Requirement: Make an exact copy of the data below, leaving out every picture.

Provided data:

######

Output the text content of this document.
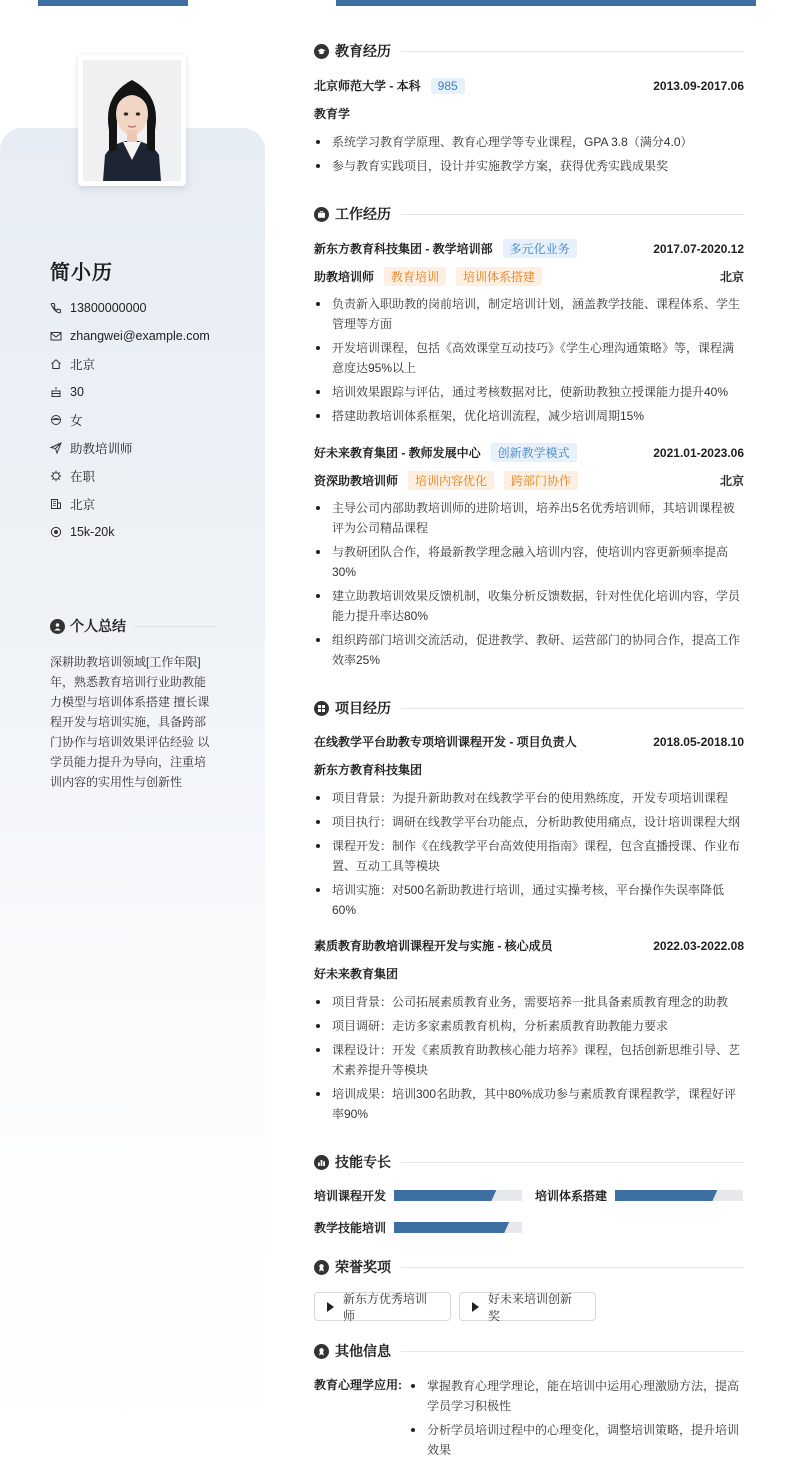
简小历
13800000000
zhangwei@example.com
北京
30
女
助教培训师
在职
北京
15k-20k
个人总结
深耕助教培训领域[工作年限]年，熟悉教育培训行业助教能力模型与培训体系搭建 擅长课程开发与培训实施，具备跨部门协作与培训效果评估经验 以学员能力提升为导向，注重培训内容的实用性与创新性
教育经历
北京师范大学 - 本科	985	2013.09-2017.06
教育学
系统学习教育学原理、教育心理学等专业课程，GPA 3.8（满分4.0）
参与教育实践项目，设计并实施教学方案，获得优秀实践成果奖
工作经历
新东方教育科技集团 - 教学培训部	多元化业务	2017.07-2020.12
助教培训师	教育培训	培训体系搭建	北京
负责新入职助教的岗前培训，制定培训计划，涵盖教学技能、课程体系、学生管理等方面
开发培训课程，包括《高效课堂互动技巧》《学生心理沟通策略》等，课程满意度达95%以上
培训效果跟踪与评估，通过考核数据对比，使新助教独立授课能力提升40%
搭建助教培训体系框架，优化培训流程，减少培训周期15%
好未来教育集团 - 教师发展中心	创新教学模式	2021.01-2023.06
资深助教培训师	培训内容优化	跨部门协作	北京
主导公司内部助教培训师的进阶培训，培养出5名优秀培训师，其培训课程被评为公司精品课程
与教研团队合作，将最新教学理念融入培训内容，使培训内容更新频率提高30%
建立助教培训效果反馈机制，收集分析反馈数据，针对性优化培训内容，学员能力提升率达80%
组织跨部门培训交流活动，促进教学、教研、运营部门的协同合作，提高工作效率25%
项目经历
在线教学平台助教专项培训课程开发 - 项目负责人	2018.05-2018.10
新东方教育科技集团
项目背景：为提升新助教对在线教学平台的使用熟练度，开发专项培训课程
项目执行：调研在线教学平台功能点，分析助教使用痛点，设计培训课程大纲
课程开发：制作《在线教学平台高效使用指南》课程，包含直播授课、作业布置、互动工具等模块
培训实施：对500名新助教进行培训，通过实操考核，平台操作失误率降低60%
素质教育助教培训课程开发与实施 - 核心成员	2022.03-2022.08
好未来教育集团
项目背景：公司拓展素质教育业务，需要培养一批具备素质教育理念的助教
项目调研：走访多家素质教育机构，分析素质教育助教能力要求
课程设计：开发《素质教育助教核心能力培养》课程，包括创新思维引导、艺术素养提升等模块
培训成果：培训300名助教，其中80%成功参与素质教育课程教学，课程好评率90%
技能专长
培训课程开发	培训体系搭建
教学技能培训
荣誉奖项
新东方优秀培训师
好未来培训创新奖
其他信息
教育心理学应用:	掌握教育心理学理论，能在培训中运用心理激励方法，提高学员学习积极性
分析学员培训过程中的心理变化，调整培训策略，提升培训效果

######

Task solution:
Output the text content of this document.
简小历
13800000000
zhangwei@example.com
北京
30
女
助教培训师
在职
北京
15k-20k
个人总结
深耕助教培训领域[工作年限]年，熟悉教育培训行业助教能力模型与培训体系搭建 擅长课程开发与培训实施，具备跨部门协作与培训效果评估经验 以学员能力提升为导向，注重培训内容的实用性与创新性
教育经历
北京师范大学 - 本科	985	2013.09-2017.06
教育学
系统学习教育学原理、教育心理学等专业课程，GPA 3.8（满分4.0）
参与教育实践项目，设计并实施教学方案，获得优秀实践成果奖
工作经历
新东方教育科技集团 - 教学培训部	多元化业务	2017.07-2020.12
助教培训师	教育培训	培训体系搭建	北京
负责新入职助教的岗前培训，制定培训计划，涵盖教学技能、课程体系、学生管理等方面
开发培训课程，包括《高效课堂互动技巧》《学生心理沟通策略》等，课程满意度达95%以上
培训效果跟踪与评估，通过考核数据对比，使新助教独立授课能力提升40%
搭建助教培训体系框架，优化培训流程，减少培训周期15%
好未来教育集团 - 教师发展中心	创新教学模式	2021.01-2023.06
资深助教培训师	培训内容优化	跨部门协作	北京
主导公司内部助教培训师的进阶培训，培养出5名优秀培训师，其培训课程被评为公司精品课程
与教研团队合作，将最新教学理念融入培训内容，使培训内容更新频率提高30%
建立助教培训效果反馈机制，收集分析反馈数据，针对性优化培训内容，学员能力提升率达80%
组织跨部门培训交流活动，促进教学、教研、运营部门的协同合作，提高工作效率25%
项目经历
在线教学平台助教专项培训课程开发 - 项目负责人	2018.05-2018.10
新东方教育科技集团
项目背景：为提升新助教对在线教学平台的使用熟练度，开发专项培训课程
项目执行：调研在线教学平台功能点，分析助教使用痛点，设计培训课程大纲
课程开发：制作《在线教学平台高效使用指南》课程，包含直播授课、作业布置、互动工具等模块
培训实施：对500名新助教进行培训，通过实操考核，平台操作失误率降低60%
素质教育助教培训课程开发与实施 - 核心成员	2022.03-2022.08
好未来教育集团
项目背景：公司拓展素质教育业务，需要培养一批具备素质教育理念的助教
项目调研：走访多家素质教育机构，分析素质教育助教能力要求
课程设计：开发《素质教育助教核心能力培养》课程，包括创新思维引导、艺术素养提升等模块
培训成果：培训300名助教，其中80%成功参与素质教育课程教学，课程好评率90%
技能专长
培训课程开发	培训体系搭建
教学技能培训
荣誉奖项
新东方优秀培训师
好未来培训创新奖
其他信息
教育心理学应用:	掌握教育心理学理论，能在培训中运用心理激励方法，提高学员学习积极性
分析学员培训过程中的心理变化，调整培训策略，提升培训效果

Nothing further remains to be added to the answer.